- **CONSEGNA**
Secondo il documento di partenza sulle elezioni canadesi, quale percentuale di voti prendono i Conservatori in Alberta e Saskatchewan?

- **DOCUMENTO DI PARTENZA**
┌────────

Un paese diviso
Alle elezioni canadesi il premier uscente Trudeau ha perso la maggioranza in parlamento. Ma i Conservatori hanno fallito il tentativo di scalzarlo
Le elezioni canadesi sono uno di quei rari casi in cui tutti, o quasi, hanno perso anche se potranno tutti cantare vittoria. Il premier uscente Trudeau ha perso quasi il 7% dei voti e la maggioranza assoluta in parlamento – anche se dovrebbe riuscire a guidare un governo di minoranza alleandosi con i socialdemocratci della Ndp; i Conservatori hanno fallito il tentativo di scalzare Trudeau – anche se hanno avuto la maggioranza nel voto popolare (cosa che, al contrario del caso Hillary, probabilmente, i giornali non racconteranno); la Ndp ha fallito clamorosamente nell’approfittare del calo di consensi dei liberali e ha perso quasi metà dei suoi seggi (soprattutto a causa del sistema elettorale) – ma ha ora la possibilità di farsi king-maker e strappare importanti concessioni a Trudeau in cambio del proprio sostegno. Anche se non è del tutto escluso che i liberali possano cercare l’appoggio dei separatisti del Quebec che hanno quasi raddoppiato i propri voti e hanno i numeri per far governare Trudeau.
Un governo di minoranza liberale costretto a scendere a patti con Ndp era, prima delle elezioni, probabilmente lo scenario migliore a sinistra, con la possibilità di imporre una svolta progressista al paese. Ma un conto è farlo sull’onda di una crescita elettorale e strappando consensi all’establishment, un altro è trovarsi a trattare dopo una bruciante sconfitta con consensi persi a sinistra verso i verdi. Il governo, se mai verrà alla luce, nascerà zoppo, con scarsa legittimità politica.
Crisi nazionale e istituzionale
Il paese è diviso e le mappe politiche sempre più americanizzate: i liberali sono un partito sempre più regionale e delle fasce urbane (in particolare quella di Toronto): vincendo, non senza qualche difficoltà, la maggioranza dei seggi in Ontario, la regione con più seggi, si è garantito la possibilità di governare. Ma a Ovest di Toronto sono marginali, in Alberta e Saskatchewan non eleggono un deputato (mentre i Conservatori prendono tra il 65 ed il 70% dei voti) e pure in British Columbia sono un partito minoritario. I conservatori al contrario sono un partito più nazionale ma la loro debolezza in Ontario e Quebec li sfavorisce elettoralmente.
Proprio in Quebec c’è stato un ritorno in grande stile del Bloc Quebecois, gli indipendentisti francofoni che erano ormai in netto calo da una ventina d’anni. Il partito ha raddoppiato i voti su una piattaforma piuttosto xenofoba, contraria all’apertura delle frontiere per i rifugiati voluta da Trudeau e vista con sospetto a Montreal e dintorni. Il Bloc – che pure è socialmente “progressista” – ha fatto leva sulla difesa dell’unicità e omogeneità del Quebec, che, dicono, verrebbe messa a rischio dalle scelte di Ottawa per chiamare alle armi tanti elettori che vedono con un misto di ostilità e diffidenza il resto del Canada anglofono.

└────────

- **DATI FORNITI**

┌────────

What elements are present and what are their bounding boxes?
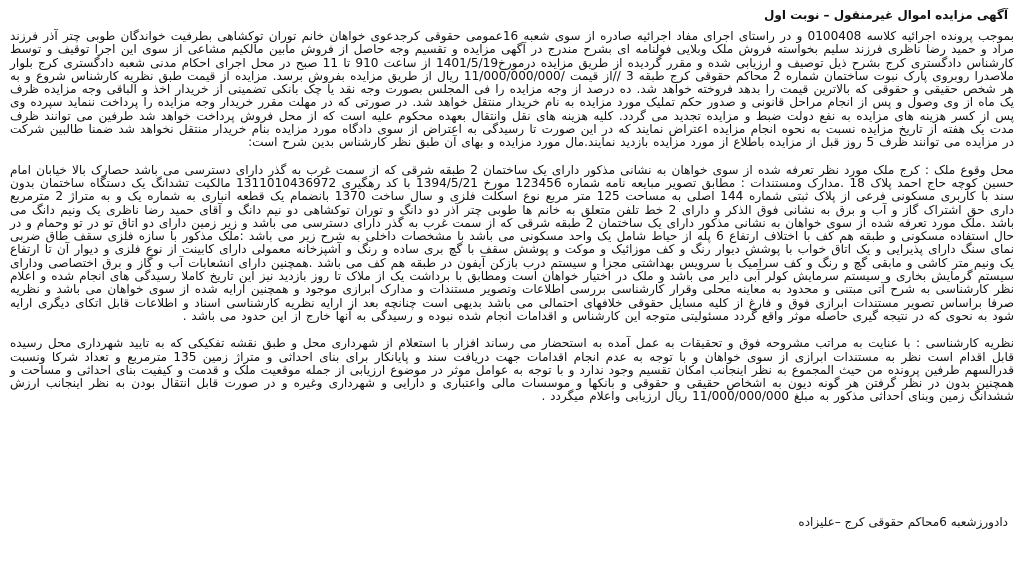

└────────

- **RISPOSTA ALLA CONSEGNA**
In Alberta e Saskatchewan i Conservatori prendono tra il 65 e il 70% dei voti.